▸ **TASK INSTRUCTIONS**: Report the count of lines holding "Topology" in the records, with no other words.
<<<<
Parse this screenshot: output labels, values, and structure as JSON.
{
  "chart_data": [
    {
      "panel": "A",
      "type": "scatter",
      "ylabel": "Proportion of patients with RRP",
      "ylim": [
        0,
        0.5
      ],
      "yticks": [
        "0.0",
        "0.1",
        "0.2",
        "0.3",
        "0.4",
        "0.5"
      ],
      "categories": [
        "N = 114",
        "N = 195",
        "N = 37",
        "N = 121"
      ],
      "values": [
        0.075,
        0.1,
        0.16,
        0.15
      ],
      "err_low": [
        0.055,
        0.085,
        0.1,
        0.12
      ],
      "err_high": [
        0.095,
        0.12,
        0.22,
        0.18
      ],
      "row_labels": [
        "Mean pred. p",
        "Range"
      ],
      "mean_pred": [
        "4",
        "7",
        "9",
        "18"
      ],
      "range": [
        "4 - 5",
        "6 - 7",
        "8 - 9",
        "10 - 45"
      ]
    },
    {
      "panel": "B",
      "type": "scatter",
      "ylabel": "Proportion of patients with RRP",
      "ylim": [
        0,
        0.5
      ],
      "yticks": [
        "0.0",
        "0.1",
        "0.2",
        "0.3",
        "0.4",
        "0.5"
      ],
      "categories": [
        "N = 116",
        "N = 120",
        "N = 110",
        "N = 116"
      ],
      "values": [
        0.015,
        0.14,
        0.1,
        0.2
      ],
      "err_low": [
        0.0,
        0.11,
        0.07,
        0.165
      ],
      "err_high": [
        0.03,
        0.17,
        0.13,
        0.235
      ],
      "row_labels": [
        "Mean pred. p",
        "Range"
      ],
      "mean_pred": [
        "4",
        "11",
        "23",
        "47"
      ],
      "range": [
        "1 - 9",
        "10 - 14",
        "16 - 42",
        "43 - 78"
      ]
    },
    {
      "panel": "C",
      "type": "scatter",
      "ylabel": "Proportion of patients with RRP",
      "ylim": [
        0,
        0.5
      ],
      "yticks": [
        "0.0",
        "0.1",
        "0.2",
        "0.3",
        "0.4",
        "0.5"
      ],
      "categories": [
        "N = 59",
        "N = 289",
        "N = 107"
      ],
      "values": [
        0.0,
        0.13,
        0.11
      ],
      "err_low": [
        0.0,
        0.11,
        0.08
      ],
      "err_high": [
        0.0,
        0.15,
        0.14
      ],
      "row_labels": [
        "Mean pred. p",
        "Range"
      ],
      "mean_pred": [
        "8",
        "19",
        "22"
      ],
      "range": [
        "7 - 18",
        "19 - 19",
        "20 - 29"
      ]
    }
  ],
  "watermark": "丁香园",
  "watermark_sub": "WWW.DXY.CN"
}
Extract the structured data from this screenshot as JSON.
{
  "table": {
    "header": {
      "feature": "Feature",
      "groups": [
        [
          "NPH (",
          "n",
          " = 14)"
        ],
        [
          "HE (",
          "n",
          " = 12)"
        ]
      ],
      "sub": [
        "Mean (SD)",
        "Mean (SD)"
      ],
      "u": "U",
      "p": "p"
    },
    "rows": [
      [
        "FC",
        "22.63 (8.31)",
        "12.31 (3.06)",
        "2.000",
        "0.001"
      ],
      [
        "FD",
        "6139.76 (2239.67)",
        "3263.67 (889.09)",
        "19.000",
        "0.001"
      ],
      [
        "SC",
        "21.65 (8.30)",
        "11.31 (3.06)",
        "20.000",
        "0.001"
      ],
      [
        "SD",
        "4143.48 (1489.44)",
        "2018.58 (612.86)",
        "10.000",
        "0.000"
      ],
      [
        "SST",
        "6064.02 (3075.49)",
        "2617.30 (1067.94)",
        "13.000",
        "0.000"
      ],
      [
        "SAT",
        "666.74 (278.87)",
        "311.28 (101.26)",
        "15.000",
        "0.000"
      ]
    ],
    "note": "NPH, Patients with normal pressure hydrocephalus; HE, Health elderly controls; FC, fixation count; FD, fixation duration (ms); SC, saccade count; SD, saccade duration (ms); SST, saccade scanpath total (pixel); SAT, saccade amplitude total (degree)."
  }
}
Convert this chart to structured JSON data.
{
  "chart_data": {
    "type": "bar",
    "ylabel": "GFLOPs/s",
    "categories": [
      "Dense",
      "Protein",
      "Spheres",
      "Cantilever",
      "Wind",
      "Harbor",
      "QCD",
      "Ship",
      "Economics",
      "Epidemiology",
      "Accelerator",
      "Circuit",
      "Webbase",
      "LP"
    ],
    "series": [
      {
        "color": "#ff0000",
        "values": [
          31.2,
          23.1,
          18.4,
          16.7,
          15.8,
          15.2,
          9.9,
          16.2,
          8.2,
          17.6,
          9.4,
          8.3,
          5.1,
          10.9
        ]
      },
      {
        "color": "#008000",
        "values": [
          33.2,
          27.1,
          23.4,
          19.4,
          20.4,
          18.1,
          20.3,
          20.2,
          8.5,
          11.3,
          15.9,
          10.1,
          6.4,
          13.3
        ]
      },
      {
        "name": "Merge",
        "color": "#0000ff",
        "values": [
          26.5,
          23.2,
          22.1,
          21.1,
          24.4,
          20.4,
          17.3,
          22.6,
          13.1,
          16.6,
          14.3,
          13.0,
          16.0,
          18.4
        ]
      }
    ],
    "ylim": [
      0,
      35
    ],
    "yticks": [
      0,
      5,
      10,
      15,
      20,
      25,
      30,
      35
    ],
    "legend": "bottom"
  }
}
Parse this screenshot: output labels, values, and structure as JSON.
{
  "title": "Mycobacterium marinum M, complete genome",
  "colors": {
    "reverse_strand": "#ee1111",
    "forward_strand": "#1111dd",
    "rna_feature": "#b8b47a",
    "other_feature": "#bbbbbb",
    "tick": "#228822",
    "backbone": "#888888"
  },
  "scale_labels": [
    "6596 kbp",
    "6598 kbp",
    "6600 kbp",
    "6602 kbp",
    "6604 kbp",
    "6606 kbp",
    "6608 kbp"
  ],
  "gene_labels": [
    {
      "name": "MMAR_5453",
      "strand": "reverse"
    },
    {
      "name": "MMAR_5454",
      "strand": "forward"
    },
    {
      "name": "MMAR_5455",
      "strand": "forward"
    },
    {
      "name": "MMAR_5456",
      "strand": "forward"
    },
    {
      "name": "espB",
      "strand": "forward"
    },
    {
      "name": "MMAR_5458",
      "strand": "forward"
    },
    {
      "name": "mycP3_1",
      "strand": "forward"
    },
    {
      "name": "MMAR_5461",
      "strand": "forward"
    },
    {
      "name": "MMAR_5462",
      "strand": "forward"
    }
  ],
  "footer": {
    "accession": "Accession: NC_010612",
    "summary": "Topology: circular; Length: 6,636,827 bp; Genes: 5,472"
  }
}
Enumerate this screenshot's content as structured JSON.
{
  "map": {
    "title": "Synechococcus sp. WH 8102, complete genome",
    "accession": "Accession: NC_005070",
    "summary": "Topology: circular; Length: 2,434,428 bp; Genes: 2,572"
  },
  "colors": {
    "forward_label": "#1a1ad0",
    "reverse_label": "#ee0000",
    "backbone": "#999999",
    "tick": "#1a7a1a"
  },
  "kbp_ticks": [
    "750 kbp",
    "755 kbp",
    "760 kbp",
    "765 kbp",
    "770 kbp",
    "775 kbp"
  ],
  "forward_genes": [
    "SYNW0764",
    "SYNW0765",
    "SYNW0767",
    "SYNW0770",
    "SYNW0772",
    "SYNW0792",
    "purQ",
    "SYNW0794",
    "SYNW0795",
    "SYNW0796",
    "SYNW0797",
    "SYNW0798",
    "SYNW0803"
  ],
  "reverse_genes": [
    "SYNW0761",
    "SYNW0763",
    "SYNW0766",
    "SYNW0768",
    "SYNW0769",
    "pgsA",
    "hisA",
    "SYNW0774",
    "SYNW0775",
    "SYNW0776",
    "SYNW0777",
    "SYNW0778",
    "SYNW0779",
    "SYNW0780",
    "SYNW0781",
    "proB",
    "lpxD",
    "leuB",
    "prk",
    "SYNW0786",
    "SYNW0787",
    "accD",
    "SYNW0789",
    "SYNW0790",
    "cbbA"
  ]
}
>>>>
▸ **FINISHED EXERCISE**: 2